TASK TO COMPLETE
List each line in which the string "figure" appears.

EXTRACTED DATA

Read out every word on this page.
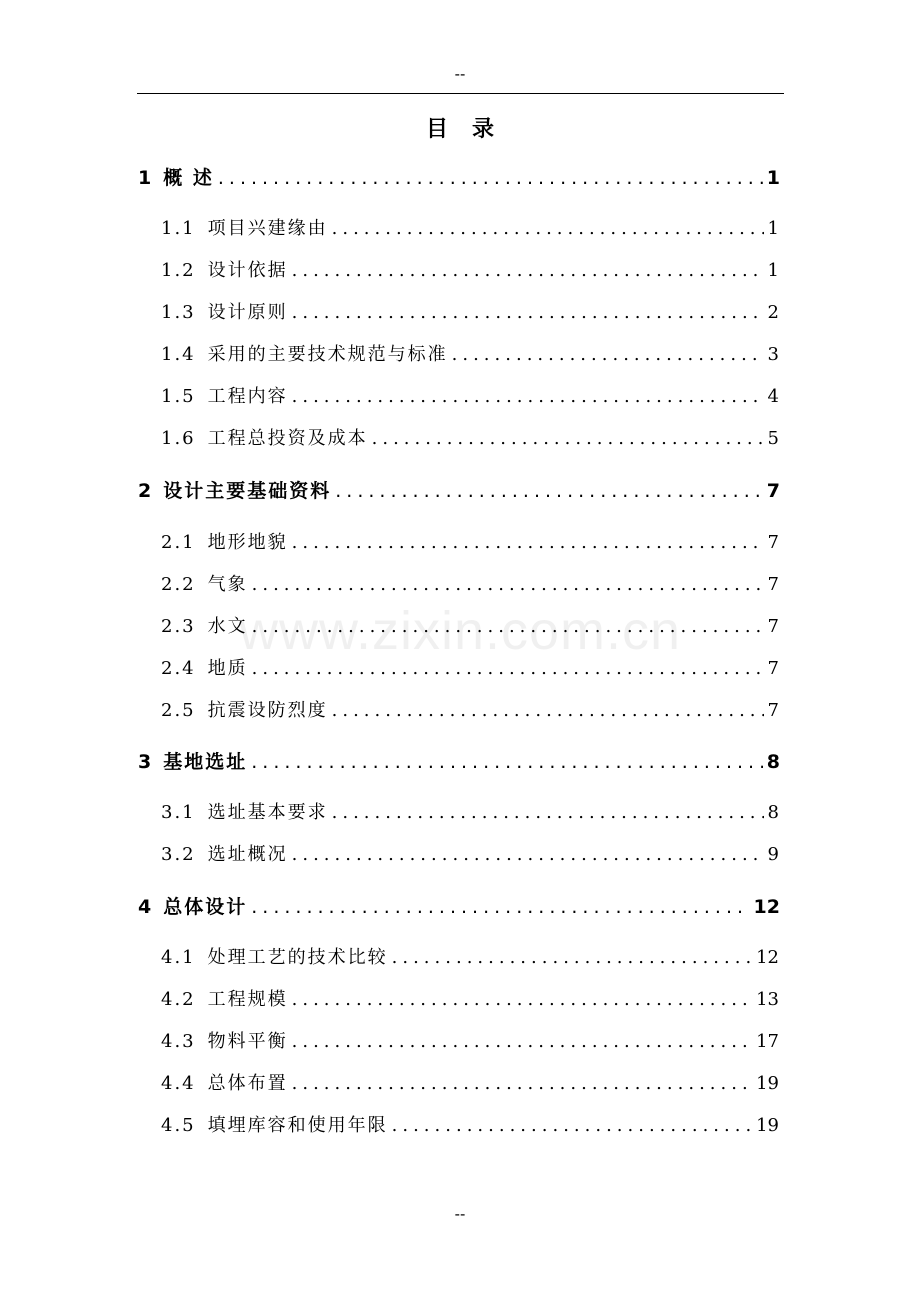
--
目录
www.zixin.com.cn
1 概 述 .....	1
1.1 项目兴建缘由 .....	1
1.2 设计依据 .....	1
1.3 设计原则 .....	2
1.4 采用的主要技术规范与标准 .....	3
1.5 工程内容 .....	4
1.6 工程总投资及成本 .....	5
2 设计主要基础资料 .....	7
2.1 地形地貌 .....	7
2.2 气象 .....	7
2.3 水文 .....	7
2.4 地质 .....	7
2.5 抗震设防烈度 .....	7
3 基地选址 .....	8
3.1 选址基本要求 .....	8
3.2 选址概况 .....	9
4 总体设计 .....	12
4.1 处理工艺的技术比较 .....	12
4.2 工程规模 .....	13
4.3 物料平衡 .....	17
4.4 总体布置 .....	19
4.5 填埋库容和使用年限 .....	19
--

---

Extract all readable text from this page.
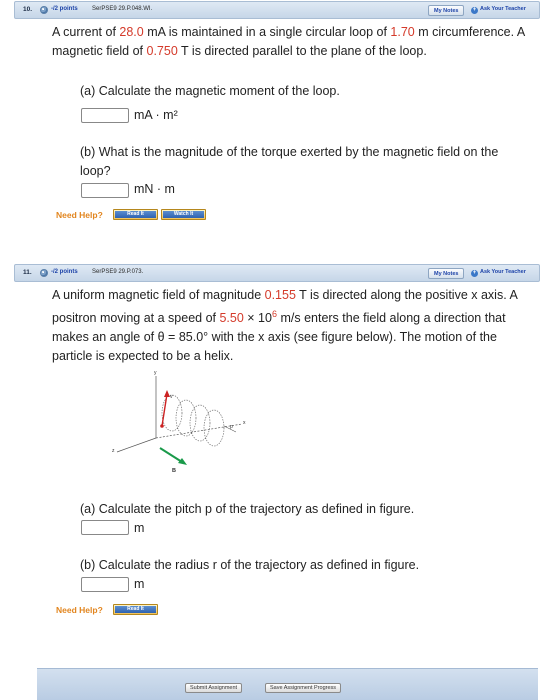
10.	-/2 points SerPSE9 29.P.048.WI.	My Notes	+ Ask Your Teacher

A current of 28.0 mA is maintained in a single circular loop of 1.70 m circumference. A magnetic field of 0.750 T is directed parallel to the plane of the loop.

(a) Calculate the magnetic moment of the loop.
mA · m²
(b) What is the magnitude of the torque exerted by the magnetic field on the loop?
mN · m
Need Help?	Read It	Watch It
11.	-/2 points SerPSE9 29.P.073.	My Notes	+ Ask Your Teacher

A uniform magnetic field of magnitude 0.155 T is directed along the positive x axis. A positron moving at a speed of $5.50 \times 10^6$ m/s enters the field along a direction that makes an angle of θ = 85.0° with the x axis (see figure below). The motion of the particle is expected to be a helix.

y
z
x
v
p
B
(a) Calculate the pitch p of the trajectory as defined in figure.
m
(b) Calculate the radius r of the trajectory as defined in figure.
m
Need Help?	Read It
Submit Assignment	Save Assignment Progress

SOLVED EXERCISE
A uniform magnetic field of magnitude 0.155 T is directed along the positive x axis. A positron moving at a speed of $5.50 \times 10^6$ m/s enters the field along a direction that makes an angle of θ = 85.0° with the x axis (see figure below). The motion of the particle is expected to be a helix.
(a) Calculate the pitch p of the trajectory as defined in figure.
(b) Calculate the radius r of the trajectory as defined in figure.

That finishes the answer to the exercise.